● **DIRECTIONS FOR THIS TASK**: Begin at the line with "What does this" and output every line through the end of the records, exactly as given. Omit pictures.

[Data records]
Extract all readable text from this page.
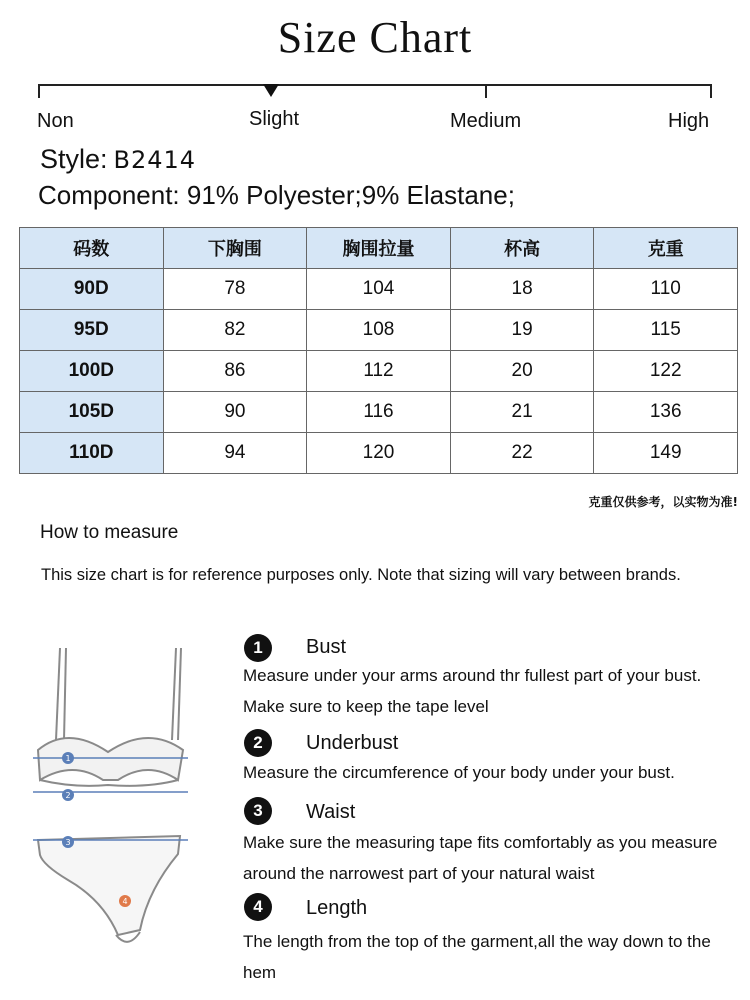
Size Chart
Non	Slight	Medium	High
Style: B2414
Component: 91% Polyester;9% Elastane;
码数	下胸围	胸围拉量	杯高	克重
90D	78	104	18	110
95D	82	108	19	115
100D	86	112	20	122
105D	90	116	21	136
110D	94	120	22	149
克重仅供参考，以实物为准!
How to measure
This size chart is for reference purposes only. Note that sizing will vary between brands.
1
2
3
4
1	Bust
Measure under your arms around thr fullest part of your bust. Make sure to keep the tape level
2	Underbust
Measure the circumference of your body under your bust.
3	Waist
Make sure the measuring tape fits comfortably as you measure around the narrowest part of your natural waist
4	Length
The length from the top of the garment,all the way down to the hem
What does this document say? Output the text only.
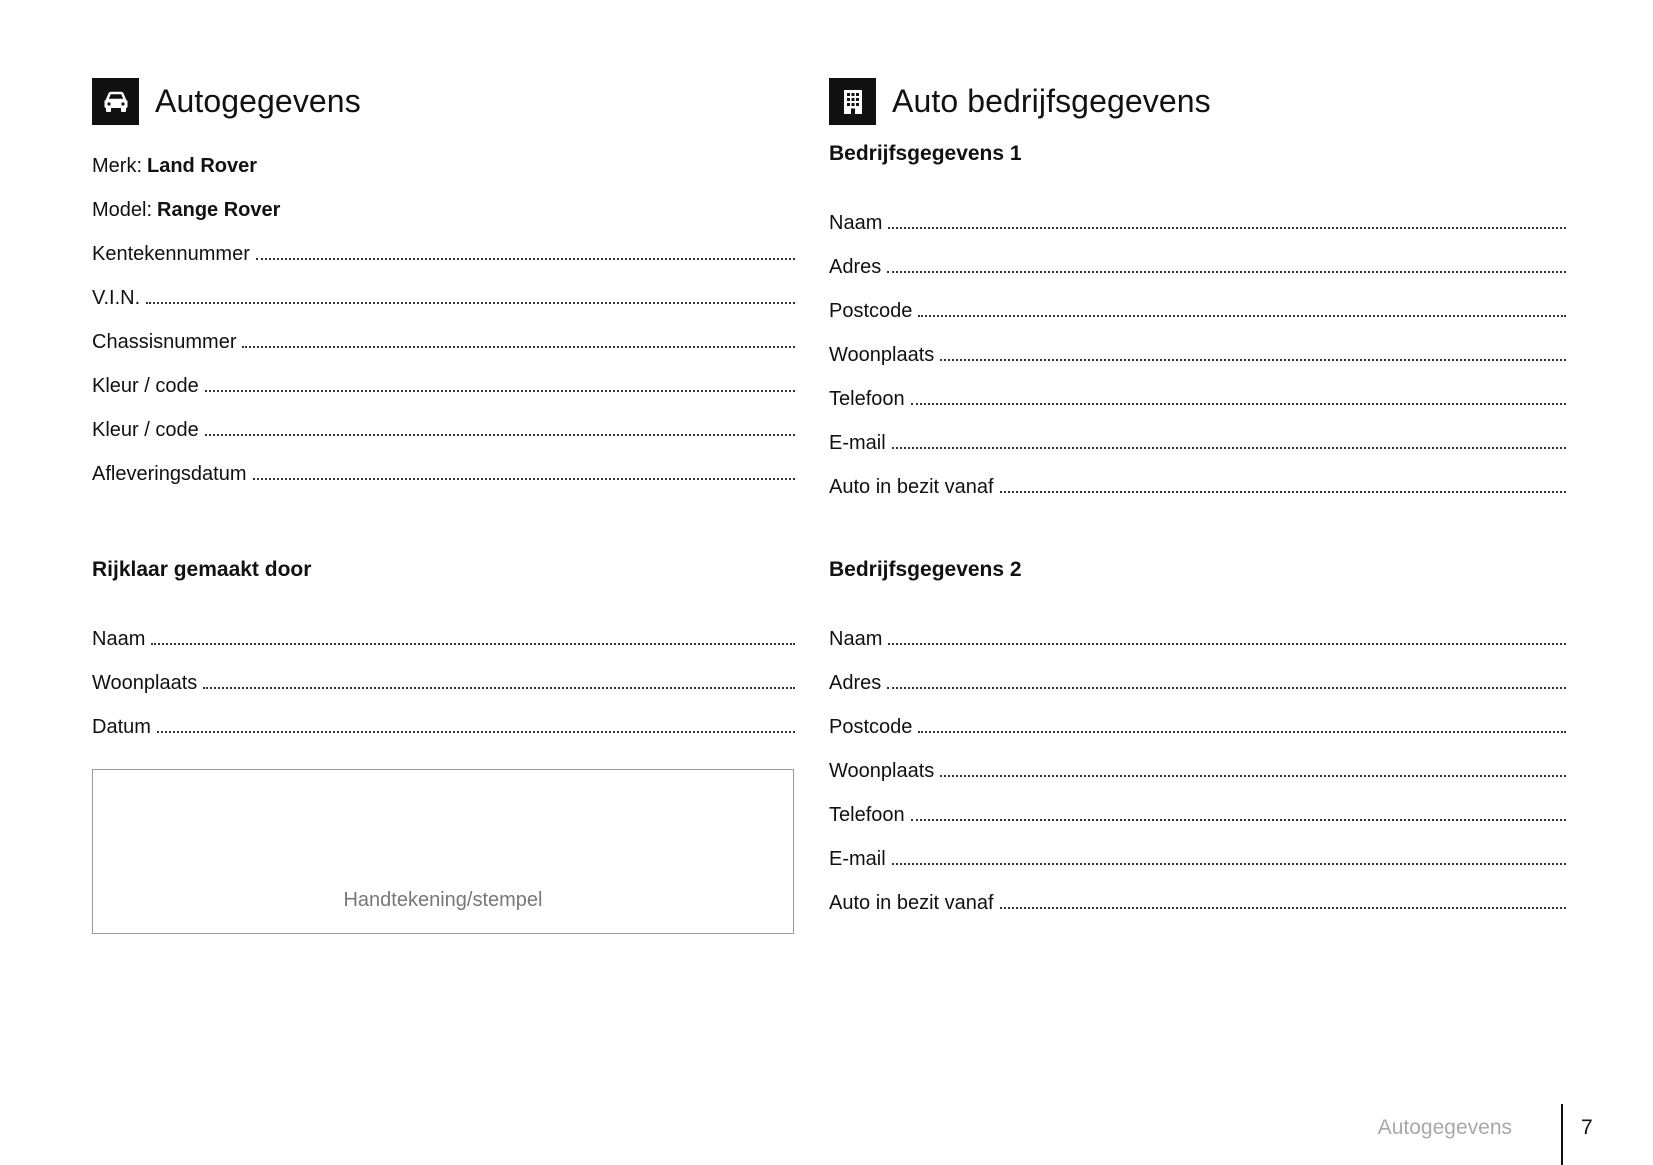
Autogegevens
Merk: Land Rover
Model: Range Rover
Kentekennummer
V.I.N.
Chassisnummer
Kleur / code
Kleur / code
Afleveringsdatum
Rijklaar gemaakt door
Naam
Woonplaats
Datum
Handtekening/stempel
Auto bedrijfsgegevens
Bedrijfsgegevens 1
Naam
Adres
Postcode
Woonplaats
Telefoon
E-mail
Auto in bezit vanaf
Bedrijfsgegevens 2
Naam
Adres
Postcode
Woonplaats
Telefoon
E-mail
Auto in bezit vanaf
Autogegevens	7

● **SOLUTION FOR THIS EXERCISE**:
What does this document say? Output the text only.
Autogegevens
Merk: Land Rover
Model: Range Rover
Kentekennummer
V.I.N.
Chassisnummer
Kleur / code
Kleur / code
Afleveringsdatum
Rijklaar gemaakt door
Naam
Woonplaats
Datum
Handtekening/stempel
Auto bedrijfsgegevens
Bedrijfsgegevens 1
Naam
Adres
Postcode
Woonplaats
Telefoon
E-mail
Auto in bezit vanaf
Bedrijfsgegevens 2
Naam
Adres
Postcode
Woonplaats
Telefoon
E-mail
Auto in bezit vanaf
Autogegevens	7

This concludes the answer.